### YOUR OBJECTIVE
Reply with one number: the count of lines in the records below that hold "Tournaments".

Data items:
━━━━━━━━━━━━━━━━━━━━

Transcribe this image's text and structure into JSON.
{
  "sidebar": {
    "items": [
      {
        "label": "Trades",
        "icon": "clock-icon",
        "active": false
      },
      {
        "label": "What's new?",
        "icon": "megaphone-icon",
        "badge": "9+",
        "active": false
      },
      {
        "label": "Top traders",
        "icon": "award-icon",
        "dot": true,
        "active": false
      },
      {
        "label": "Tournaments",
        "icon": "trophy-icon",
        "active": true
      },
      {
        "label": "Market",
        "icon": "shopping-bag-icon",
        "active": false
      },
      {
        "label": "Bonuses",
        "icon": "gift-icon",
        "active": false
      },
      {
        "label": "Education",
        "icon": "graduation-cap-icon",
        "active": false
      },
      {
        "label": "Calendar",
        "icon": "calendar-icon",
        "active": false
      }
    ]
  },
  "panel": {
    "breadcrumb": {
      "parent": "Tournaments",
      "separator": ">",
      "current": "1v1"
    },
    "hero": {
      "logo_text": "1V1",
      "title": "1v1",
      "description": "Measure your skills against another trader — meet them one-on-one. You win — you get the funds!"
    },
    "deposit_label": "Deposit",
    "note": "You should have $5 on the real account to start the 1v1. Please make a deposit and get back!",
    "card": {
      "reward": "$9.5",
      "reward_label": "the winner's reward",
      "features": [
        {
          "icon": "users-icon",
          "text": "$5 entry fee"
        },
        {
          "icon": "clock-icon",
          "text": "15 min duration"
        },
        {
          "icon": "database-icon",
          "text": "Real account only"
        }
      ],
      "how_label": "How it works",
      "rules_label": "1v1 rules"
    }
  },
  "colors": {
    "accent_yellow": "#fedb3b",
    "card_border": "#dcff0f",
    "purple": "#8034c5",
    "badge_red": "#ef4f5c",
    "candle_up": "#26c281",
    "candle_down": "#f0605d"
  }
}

━━━━━━━━━━━━━━━━━━━━

### RESULT OF THIS TASK
2